Required work
Copy, from the entries below, each line in which the string "structured" appears.

Information supplied

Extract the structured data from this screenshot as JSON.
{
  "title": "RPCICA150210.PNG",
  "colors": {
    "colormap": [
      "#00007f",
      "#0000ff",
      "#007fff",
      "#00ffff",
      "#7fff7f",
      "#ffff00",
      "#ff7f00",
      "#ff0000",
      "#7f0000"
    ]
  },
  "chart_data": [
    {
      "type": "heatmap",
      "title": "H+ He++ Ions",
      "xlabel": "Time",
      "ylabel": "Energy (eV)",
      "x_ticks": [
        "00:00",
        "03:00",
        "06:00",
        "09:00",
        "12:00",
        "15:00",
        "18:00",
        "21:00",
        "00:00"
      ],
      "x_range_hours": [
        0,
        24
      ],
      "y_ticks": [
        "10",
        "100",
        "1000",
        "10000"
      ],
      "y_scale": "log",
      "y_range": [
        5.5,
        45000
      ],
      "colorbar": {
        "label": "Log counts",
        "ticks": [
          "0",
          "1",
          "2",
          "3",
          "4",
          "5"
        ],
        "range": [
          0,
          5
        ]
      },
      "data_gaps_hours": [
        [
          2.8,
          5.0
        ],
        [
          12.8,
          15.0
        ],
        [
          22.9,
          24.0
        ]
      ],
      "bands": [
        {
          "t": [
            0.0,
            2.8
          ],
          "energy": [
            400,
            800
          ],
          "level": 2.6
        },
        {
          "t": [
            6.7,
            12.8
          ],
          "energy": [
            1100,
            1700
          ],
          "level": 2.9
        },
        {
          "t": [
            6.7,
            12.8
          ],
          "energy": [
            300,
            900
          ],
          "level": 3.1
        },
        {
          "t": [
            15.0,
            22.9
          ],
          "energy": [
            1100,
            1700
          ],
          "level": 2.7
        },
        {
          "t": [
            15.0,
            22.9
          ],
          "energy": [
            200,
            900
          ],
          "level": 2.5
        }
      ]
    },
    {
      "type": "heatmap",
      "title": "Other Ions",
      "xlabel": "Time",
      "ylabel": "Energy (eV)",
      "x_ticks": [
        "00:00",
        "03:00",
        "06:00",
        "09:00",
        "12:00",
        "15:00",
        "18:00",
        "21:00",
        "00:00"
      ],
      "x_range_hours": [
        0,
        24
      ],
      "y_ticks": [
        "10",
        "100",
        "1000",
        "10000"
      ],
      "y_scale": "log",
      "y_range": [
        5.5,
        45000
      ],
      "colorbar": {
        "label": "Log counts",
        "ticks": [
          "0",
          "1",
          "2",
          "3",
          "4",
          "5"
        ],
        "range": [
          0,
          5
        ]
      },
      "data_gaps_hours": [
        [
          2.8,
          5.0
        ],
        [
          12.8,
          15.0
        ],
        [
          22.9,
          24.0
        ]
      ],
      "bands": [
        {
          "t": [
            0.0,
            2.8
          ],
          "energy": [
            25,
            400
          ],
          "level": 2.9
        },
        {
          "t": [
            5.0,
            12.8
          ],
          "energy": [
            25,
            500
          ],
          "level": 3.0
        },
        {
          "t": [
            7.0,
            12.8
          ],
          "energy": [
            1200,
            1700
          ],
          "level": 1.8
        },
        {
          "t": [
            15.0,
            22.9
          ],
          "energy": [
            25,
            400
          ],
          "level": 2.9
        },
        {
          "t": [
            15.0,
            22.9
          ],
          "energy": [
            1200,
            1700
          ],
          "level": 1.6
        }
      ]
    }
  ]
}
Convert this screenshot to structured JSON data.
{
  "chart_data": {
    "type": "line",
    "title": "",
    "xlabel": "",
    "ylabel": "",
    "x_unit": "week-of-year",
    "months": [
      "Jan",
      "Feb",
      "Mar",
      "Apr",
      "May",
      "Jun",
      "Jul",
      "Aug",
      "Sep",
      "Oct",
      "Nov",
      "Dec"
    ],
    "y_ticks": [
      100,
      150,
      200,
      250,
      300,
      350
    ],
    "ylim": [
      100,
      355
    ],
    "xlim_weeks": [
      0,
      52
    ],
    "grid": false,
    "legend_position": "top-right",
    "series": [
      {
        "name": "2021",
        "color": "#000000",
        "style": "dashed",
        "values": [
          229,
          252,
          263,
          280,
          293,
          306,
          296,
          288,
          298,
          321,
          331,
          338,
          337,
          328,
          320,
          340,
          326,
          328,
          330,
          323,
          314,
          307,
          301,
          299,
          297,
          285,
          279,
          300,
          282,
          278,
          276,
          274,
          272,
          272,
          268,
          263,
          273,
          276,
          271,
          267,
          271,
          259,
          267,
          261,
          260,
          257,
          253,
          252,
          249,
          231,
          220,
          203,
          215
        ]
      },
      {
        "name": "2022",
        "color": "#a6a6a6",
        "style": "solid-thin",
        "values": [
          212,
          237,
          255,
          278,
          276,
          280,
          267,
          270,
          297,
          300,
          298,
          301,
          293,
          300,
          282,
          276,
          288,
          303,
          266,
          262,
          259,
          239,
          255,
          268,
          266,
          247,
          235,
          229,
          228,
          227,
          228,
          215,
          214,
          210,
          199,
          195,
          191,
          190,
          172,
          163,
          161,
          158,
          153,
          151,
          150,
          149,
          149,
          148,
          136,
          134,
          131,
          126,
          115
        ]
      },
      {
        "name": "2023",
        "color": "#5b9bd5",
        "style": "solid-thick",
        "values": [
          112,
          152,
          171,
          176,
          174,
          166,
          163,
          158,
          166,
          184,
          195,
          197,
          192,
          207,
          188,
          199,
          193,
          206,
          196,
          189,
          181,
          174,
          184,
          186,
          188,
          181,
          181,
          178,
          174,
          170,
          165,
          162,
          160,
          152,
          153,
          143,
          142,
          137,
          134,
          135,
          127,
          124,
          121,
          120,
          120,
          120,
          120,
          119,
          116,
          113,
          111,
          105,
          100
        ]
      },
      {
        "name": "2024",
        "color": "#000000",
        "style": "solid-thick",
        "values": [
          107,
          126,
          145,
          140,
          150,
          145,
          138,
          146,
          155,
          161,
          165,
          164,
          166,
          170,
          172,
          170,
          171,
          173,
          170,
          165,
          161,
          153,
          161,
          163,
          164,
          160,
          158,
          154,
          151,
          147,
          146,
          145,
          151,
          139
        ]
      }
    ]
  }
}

The response
Extract the structured data from this screenshot as JSON.
Convert this screenshot to structured JSON data.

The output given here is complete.